(Bounding box entries)
....
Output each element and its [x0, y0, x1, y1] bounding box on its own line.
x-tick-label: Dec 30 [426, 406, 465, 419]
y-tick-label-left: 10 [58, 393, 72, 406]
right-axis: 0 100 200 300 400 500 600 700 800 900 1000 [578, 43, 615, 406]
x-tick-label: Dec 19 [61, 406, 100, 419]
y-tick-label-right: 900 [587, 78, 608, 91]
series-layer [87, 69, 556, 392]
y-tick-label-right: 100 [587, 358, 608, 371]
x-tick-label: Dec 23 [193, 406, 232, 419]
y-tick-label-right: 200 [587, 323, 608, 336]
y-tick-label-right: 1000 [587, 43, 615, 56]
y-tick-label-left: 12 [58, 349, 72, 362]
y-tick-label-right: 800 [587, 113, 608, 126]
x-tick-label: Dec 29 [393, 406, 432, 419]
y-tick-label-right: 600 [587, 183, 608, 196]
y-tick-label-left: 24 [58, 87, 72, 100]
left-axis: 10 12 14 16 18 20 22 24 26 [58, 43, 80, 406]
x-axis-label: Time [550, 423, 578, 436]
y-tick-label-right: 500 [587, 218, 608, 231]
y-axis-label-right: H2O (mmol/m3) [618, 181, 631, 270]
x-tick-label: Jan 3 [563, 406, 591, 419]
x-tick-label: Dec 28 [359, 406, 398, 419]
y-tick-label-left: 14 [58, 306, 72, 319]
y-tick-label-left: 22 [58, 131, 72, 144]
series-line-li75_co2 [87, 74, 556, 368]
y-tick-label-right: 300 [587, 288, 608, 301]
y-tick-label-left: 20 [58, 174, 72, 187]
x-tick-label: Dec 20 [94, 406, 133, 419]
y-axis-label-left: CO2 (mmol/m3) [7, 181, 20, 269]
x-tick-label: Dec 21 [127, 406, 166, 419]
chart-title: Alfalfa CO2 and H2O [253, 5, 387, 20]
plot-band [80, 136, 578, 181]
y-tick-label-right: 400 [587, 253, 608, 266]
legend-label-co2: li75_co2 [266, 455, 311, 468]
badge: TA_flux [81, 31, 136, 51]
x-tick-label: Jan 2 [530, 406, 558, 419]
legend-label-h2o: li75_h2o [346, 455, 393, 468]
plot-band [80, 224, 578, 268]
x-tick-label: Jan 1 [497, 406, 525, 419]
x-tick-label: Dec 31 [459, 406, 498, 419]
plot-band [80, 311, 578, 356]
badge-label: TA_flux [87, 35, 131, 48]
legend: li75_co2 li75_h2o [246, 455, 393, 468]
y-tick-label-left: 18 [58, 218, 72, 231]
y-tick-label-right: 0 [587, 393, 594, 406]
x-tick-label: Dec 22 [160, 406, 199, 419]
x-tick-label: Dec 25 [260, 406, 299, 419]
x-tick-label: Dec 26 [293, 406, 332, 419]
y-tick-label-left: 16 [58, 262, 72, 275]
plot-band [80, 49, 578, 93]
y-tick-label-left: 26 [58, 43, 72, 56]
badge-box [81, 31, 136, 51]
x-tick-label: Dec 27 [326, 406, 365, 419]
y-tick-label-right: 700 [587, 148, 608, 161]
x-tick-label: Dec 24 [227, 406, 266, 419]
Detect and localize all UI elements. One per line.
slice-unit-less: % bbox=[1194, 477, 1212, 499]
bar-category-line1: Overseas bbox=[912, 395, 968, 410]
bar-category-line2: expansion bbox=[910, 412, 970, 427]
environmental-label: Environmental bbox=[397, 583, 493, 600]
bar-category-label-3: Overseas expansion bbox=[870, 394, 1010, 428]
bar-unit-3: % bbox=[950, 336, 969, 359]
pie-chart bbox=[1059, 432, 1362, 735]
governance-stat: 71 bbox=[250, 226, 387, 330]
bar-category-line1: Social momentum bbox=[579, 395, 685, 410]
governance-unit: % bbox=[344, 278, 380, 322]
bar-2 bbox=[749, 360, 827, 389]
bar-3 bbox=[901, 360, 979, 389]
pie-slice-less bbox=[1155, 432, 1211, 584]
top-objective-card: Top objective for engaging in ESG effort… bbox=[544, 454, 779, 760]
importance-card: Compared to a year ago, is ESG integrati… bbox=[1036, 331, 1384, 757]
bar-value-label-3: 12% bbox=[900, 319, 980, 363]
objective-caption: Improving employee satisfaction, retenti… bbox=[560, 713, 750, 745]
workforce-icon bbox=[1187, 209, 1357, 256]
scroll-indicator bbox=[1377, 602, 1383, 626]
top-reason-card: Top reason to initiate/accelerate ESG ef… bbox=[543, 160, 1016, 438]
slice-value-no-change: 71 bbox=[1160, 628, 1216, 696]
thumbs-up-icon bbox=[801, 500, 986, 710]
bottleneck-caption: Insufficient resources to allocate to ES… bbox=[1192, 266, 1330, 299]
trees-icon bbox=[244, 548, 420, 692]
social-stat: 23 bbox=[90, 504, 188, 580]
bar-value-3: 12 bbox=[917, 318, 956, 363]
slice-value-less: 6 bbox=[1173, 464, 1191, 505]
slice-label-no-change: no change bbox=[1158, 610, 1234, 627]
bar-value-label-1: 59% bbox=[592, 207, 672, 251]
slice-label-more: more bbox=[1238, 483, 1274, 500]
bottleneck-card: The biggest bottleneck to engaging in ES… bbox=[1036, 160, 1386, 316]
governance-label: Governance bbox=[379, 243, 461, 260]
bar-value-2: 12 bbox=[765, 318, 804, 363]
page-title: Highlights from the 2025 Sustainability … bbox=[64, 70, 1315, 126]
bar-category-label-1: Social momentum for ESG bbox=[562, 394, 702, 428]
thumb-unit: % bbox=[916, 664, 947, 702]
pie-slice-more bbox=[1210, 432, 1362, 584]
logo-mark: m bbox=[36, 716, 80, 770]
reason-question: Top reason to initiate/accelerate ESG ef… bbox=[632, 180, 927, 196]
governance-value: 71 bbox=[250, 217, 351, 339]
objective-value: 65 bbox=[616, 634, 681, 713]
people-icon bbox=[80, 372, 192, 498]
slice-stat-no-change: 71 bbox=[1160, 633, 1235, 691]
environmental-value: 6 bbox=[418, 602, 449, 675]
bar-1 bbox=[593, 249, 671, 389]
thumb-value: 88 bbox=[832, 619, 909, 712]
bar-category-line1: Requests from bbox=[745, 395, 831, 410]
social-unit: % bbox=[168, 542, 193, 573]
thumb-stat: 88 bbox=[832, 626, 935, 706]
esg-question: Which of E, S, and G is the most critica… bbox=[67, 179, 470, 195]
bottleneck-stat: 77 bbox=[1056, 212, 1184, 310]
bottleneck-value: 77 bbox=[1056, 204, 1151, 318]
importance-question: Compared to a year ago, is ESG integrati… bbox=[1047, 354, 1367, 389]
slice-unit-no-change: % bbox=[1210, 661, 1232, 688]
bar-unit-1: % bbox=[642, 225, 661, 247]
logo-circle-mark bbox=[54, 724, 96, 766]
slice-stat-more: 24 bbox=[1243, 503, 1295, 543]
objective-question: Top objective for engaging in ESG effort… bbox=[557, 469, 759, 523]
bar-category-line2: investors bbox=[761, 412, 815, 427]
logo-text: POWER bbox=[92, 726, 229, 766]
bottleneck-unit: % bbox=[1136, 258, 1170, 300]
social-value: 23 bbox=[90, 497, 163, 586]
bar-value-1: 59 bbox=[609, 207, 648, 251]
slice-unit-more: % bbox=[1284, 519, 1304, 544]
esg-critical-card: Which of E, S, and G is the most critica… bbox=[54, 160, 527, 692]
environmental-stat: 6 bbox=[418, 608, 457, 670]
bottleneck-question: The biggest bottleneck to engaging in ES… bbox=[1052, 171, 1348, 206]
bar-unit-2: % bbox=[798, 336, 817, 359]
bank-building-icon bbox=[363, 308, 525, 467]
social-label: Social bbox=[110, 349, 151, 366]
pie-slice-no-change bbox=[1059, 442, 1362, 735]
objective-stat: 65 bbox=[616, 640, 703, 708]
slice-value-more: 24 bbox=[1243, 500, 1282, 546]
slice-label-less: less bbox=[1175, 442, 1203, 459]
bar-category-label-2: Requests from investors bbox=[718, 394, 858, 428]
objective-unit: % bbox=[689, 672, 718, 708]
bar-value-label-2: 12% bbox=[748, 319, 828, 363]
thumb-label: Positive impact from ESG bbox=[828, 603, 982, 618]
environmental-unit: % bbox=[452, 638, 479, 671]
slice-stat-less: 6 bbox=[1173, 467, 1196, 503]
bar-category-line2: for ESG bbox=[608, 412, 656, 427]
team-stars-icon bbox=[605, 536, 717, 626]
....
Job —
Lay out every line from the start of the records down to the line containing "y-axis-label-left: CO2 (mmol/m3)", with both ends included, as a JSON list of strings. Use one string per line and skip any blank lines.

Reply to the task —
[
  "Output each element and its [x0, y0, x1, y1] bounding box on its own line.",
  "x-tick-label: Dec 30 [426, 406, 465, 419]",
  "y-tick-label-left: 10 [58, 393, 72, 406]",
  "right-axis: 0 100 200 300 400 500 600 700 800 900 1000 [578, 43, 615, 406]",
  "x-tick-label: Dec 19 [61, 406, 100, 419]",
  "y-tick-label-right: 900 [587, 78, 608, 91]",
  "series-layer [87, 69, 556, 392]",
  "y-tick-label-right: 100 [587, 358, 608, 371]",
  "x-tick-label: Dec 23 [193, 406, 232, 419]",
  "y-tick-label-right: 200 [587, 323, 608, 336]",
  "y-tick-label-right: 1000 [587, 43, 615, 56]",
  "y-tick-label-left: 12 [58, 349, 72, 362]",
  "y-tick-label-right: 800 [587, 113, 608, 126]",
  "x-tick-label: Dec 29 [393, 406, 432, 419]",
  "y-tick-label-right: 600 [587, 183, 608, 196]",
  "y-tick-label-left: 24 [58, 87, 72, 100]",
  "left-axis: 10 12 14 16 18 20 22 24 26 [58, 43, 80, 406]",
  "x-axis-label: Time [550, 423, 578, 436]",
  "y-tick-label-right: 500 [587, 218, 608, 231]",
  "y-axis-label-right: H2O (mmol/m3) [618, 181, 631, 270]",
  "x-tick-label: Jan 3 [563, 406, 591, 419]",
  "x-tick-label: Dec 28 [359, 406, 398, 419]",
  "y-tick-label-left: 14 [58, 306, 72, 319]",
  "y-tick-label-left: 22 [58, 131, 72, 144]",
  "series-line-li75_co2 [87, 74, 556, 368]",
  "y-tick-label-right: 300 [587, 288, 608, 301]",
  "y-tick-label-left: 20 [58, 174, 72, 187]",
  "x-tick-label: Dec 20 [94, 406, 133, 419]",
  "y-axis-label-left: CO2 (mmol/m3) [7, 181, 20, 269]"
]